Problem.
Write out each line exactly as it stands, please.

Materials provided.
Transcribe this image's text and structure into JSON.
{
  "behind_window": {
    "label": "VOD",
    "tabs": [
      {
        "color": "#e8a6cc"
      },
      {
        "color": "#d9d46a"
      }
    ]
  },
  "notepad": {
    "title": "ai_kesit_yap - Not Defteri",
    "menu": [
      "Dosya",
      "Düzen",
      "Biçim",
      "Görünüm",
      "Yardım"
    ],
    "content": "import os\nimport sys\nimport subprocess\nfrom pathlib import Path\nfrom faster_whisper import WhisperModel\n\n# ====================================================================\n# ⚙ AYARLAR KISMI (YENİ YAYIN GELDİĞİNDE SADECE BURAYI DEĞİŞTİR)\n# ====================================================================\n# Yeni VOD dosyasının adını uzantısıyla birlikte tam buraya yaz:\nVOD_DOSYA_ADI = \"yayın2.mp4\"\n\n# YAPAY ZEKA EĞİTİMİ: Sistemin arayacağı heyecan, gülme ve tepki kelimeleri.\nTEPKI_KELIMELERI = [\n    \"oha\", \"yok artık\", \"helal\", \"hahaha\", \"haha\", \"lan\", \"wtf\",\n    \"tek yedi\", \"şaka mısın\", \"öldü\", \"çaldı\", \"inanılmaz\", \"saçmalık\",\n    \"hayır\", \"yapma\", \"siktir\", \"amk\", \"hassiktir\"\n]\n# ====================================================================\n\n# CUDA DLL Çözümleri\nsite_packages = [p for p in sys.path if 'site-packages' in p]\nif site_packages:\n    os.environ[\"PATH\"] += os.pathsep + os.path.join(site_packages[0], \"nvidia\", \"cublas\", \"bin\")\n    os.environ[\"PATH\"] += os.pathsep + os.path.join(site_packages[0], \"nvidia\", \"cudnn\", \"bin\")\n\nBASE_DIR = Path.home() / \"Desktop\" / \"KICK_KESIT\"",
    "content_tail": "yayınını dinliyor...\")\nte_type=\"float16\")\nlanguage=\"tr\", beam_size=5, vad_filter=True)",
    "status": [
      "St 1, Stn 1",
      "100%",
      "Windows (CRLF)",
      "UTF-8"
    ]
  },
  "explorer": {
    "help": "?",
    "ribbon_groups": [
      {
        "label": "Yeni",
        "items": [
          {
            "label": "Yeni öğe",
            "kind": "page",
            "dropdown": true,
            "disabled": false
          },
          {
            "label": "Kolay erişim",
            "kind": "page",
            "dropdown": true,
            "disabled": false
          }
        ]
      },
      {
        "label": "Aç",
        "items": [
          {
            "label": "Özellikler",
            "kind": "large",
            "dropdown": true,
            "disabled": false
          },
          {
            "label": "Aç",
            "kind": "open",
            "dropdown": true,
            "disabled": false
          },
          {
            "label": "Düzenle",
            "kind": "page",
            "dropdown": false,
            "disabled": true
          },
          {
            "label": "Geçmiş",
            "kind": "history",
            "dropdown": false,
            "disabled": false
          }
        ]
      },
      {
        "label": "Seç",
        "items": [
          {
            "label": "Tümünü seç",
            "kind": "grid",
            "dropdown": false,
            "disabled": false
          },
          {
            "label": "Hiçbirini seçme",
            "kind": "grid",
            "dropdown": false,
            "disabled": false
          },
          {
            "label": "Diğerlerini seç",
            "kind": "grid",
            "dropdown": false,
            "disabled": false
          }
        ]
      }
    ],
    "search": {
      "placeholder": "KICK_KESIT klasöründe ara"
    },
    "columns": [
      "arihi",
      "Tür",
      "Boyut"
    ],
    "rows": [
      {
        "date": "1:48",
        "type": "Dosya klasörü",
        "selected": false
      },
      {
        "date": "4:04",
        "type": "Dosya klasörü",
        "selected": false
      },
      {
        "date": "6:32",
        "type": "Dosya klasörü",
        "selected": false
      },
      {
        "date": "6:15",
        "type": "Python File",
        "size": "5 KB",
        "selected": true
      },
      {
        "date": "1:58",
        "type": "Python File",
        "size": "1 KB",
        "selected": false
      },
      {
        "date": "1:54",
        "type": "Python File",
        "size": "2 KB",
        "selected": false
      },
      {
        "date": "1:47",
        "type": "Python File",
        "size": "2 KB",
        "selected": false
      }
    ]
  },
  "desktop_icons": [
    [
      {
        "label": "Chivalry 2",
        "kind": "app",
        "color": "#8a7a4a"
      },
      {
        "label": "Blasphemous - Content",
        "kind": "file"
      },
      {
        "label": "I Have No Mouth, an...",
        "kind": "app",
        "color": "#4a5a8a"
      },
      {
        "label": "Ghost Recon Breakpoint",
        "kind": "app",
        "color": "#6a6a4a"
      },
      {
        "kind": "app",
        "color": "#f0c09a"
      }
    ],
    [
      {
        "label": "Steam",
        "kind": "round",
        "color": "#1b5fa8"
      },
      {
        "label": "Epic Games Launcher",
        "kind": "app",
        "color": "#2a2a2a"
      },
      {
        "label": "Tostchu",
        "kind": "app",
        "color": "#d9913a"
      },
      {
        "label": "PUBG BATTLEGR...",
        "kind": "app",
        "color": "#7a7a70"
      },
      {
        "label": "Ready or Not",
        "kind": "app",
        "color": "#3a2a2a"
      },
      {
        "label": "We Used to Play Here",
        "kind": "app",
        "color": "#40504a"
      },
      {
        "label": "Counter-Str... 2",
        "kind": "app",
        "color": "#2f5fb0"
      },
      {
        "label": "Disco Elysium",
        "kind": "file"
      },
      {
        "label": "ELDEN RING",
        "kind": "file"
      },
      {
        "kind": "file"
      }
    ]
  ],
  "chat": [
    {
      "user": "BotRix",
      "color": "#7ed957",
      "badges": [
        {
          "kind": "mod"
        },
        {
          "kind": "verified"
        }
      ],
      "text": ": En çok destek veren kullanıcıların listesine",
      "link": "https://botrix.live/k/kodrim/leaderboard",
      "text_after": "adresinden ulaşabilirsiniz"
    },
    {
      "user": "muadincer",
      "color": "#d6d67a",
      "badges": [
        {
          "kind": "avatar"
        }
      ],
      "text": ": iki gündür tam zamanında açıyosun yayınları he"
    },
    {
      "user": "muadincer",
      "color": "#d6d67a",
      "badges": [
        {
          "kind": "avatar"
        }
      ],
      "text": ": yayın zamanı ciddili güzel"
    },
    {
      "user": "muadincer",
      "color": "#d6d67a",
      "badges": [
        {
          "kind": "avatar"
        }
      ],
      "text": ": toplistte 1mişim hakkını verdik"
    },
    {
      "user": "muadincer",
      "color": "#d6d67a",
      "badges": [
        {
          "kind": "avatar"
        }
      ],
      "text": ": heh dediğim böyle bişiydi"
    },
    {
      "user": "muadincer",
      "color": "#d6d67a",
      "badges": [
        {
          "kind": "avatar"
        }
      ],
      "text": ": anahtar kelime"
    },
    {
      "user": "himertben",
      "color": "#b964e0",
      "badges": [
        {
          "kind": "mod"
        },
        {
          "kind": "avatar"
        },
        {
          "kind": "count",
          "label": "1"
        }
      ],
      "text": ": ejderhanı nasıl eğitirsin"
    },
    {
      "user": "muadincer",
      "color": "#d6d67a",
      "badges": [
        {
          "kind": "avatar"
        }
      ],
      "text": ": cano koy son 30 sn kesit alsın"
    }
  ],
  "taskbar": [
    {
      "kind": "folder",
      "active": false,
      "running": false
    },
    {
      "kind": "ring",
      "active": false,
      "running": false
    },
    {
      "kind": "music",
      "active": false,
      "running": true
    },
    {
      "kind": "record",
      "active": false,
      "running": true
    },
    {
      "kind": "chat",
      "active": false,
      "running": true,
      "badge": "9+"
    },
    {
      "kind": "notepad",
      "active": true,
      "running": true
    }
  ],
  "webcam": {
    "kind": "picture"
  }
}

Result of this exercise.
Transcribe this image's text and structure into JSON.
{
  "behind_window": {
    "label": "VOD",
    "tabs": [
      {
        "color": "#e8a6cc"
      },
      {
        "color": "#d9d46a"
      }
    ]
  },
  "notepad": {
    "title": "ai_kesit_yap - Not Defteri",
    "menu": [
      "Dosya",
      "Düzen",
      "Biçim",
      "Görünüm",
      "Yardım"
    ],
    "content": "import os\nimport sys\nimport subprocess\nfrom pathlib import Path\nfrom faster_whisper import WhisperModel\n\n# ====================================================================\n# ⚙ AYARLAR KISMI (YENİ YAYIN GELDİĞİNDE SADECE BURAYI DEĞİŞTİR)\n# ====================================================================\n# Yeni VOD dosyasının adını uzantısıyla birlikte tam buraya yaz:\nVOD_DOSYA_ADI = \"yayın2.mp4\"\n\n# YAPAY ZEKA EĞİTİMİ: Sistemin arayacağı heyecan, gülme ve tepki kelimeleri.\nTEPKI_KELIMELERI = [\n    \"oha\", \"yok artık\", \"helal\", \"hahaha\", \"haha\", \"lan\", \"wtf\",\n    \"tek yedi\", \"şaka mısın\", \"öldü\", \"çaldı\", \"inanılmaz\", \"saçmalık\",\n    \"hayır\", \"yapma\", \"siktir\", \"amk\", \"hassiktir\"\n]\n# ====================================================================\n\n# CUDA DLL Çözümleri\nsite_packages = [p for p in sys.path if 'site-packages' in p]\nif site_packages:\n    os.environ[\"PATH\"] += os.pathsep + os.path.join(site_packages[0], \"nvidia\", \"cublas\", \"bin\")\n    os.environ[\"PATH\"] += os.pathsep + os.path.join(site_packages[0], \"nvidia\", \"cudnn\", \"bin\")\n\nBASE_DIR = Path.home() / \"Desktop\" / \"KICK_KESIT\"",
    "content_tail": "yayınını dinliyor...\")\nte_type=\"float16\")\nlanguage=\"tr\", beam_size=5, vad_filter=True)",
    "status": [
      "St 1, Stn 1",
      "100%",
      "Windows (CRLF)",
      "UTF-8"
    ]
  },
  "explorer": {
    "help": "?",
    "ribbon_groups": [
      {
        "label": "Yeni",
        "items": [
          {
            "label": "Yeni öğe",
            "kind": "page",
            "dropdown": true,
            "disabled": false
          },
          {
            "label": "Kolay erişim",
            "kind": "page",
            "dropdown": true,
            "disabled": false
          }
        ]
      },
      {
        "label": "Aç",
        "items": [
          {
            "label": "Özellikler",
            "kind": "large",
            "dropdown": true,
            "disabled": false
          },
          {
            "label": "Aç",
            "kind": "open",
            "dropdown": true,
            "disabled": false
          },
          {
            "label": "Düzenle",
            "kind": "page",
            "dropdown": false,
            "disabled": true
          },
          {
            "label": "Geçmiş",
            "kind": "history",
            "dropdown": false,
            "disabled": false
          }
        ]
      },
      {
        "label": "Seç",
        "items": [
          {
            "label": "Tümünü seç",
            "kind": "grid",
            "dropdown": false,
            "disabled": false
          },
          {
            "label": "Hiçbirini seçme",
            "kind": "grid",
            "dropdown": false,
            "disabled": false
          },
          {
            "label": "Diğerlerini seç",
            "kind": "grid",
            "dropdown": false,
            "disabled": false
          }
        ]
      }
    ],
    "search": {
      "placeholder": "KICK_KESIT klasöründe ara"
    },
    "columns": [
      "arihi",
      "Tür",
      "Boyut"
    ],
    "rows": [
      {
        "date": "1:48",
        "type": "Dosya klasörü",
        "selected": false
      },
      {
        "date": "4:04",
        "type": "Dosya klasörü",
        "selected": false
      },
      {
        "date": "6:32",
        "type": "Dosya klasörü",
        "selected": false
      },
      {
        "date": "6:15",
        "type": "Python File",
        "size": "5 KB",
        "selected": true
      },
      {
        "date": "1:58",
        "type": "Python File",
        "size": "1 KB",
        "selected": false
      },
      {
        "date": "1:54",
        "type": "Python File",
        "size": "2 KB",
        "selected": false
      },
      {
        "date": "1:47",
        "type": "Python File",
        "size": "2 KB",
        "selected": false
      }
    ]
  },
  "desktop_icons": [
    [
      {
        "label": "Chivalry 2",
        "kind": "app",
        "color": "#8a7a4a"
      },
      {
        "label": "Blasphemous - Content",
        "kind": "file"
      },
      {
        "label": "I Have No Mouth, an...",
        "kind": "app",
        "color": "#4a5a8a"
      },
      {
        "label": "Ghost Recon Breakpoint",
        "kind": "app",
        "color": "#6a6a4a"
      },
      {
        "kind": "app",
        "color": "#f0c09a"
      }
    ],
    [
      {
        "label": "Steam",
        "kind": "round",
        "color": "#1b5fa8"
      },
      {
        "label": "Epic Games Launcher",
        "kind": "app",
        "color": "#2a2a2a"
      },
      {
        "label": "Tostchu",
        "kind": "app",
        "color": "#d9913a"
      },
      {
        "label": "PUBG BATTLEGR...",
        "kind": "app",
        "color": "#7a7a70"
      },
      {
        "label": "Ready or Not",
        "kind": "app",
        "color": "#3a2a2a"
      },
      {
        "label": "We Used to Play Here",
        "kind": "app",
        "color": "#40504a"
      },
      {
        "label": "Counter-Str... 2",
        "kind": "app",
        "color": "#2f5fb0"
      },
      {
        "label": "Disco Elysium",
        "kind": "file"
      },
      {
        "label": "ELDEN RING",
        "kind": "file"
      },
      {
        "kind": "file"
      }
    ]
  ],
  "chat": [
    {
      "user": "BotRix",
      "color": "#7ed957",
      "badges": [
        {
          "kind": "mod"
        },
        {
          "kind": "verified"
        }
      ],
      "text": ": En çok destek veren kullanıcıların listesine",
      "link": "https://botrix.live/k/kodrim/leaderboard",
      "text_after": "adresinden ulaşabilirsiniz"
    },
    {
      "user": "muadincer",
      "color": "#d6d67a",
      "badges": [
        {
          "kind": "avatar"
        }
      ],
      "text": ": iki gündür tam zamanında açıyosun yayınları he"
    },
    {
      "user": "muadincer",
      "color": "#d6d67a",
      "badges": [
        {
          "kind": "avatar"
        }
      ],
      "text": ": yayın zamanı ciddili güzel"
    },
    {
      "user": "muadincer",
      "color": "#d6d67a",
      "badges": [
        {
          "kind": "avatar"
        }
      ],
      "text": ": toplistte 1mişim hakkını verdik"
    },
    {
      "user": "muadincer",
      "color": "#d6d67a",
      "badges": [
        {
          "kind": "avatar"
        }
      ],
      "text": ": heh dediğim böyle bişiydi"
    },
    {
      "user": "muadincer",
      "color": "#d6d67a",
      "badges": [
        {
          "kind": "avatar"
        }
      ],
      "text": ": anahtar kelime"
    },
    {
      "user": "himertben",
      "color": "#b964e0",
      "badges": [
        {
          "kind": "mod"
        },
        {
          "kind": "avatar"
        },
        {
          "kind": "count",
          "label": "1"
        }
      ],
      "text": ": ejderhanı nasıl eğitirsin"
    },
    {
      "user": "muadincer",
      "color": "#d6d67a",
      "badges": [
        {
          "kind": "avatar"
        }
      ],
      "text": ": cano koy son 30 sn kesit alsın"
    }
  ],
  "taskbar": [
    {
      "kind": "folder",
      "active": false,
      "running": false
    },
    {
      "kind": "ring",
      "active": false,
      "running": false
    },
    {
      "kind": "music",
      "active": false,
      "running": true
    },
    {
      "kind": "record",
      "active": false,
      "running": true
    },
    {
      "kind": "chat",
      "active": false,
      "running": true,
      "badge": "9+"
    },
    {
      "kind": "notepad",
      "active": true,
      "running": true
    }
  ],
  "webcam": {
    "kind": "picture"
  }
}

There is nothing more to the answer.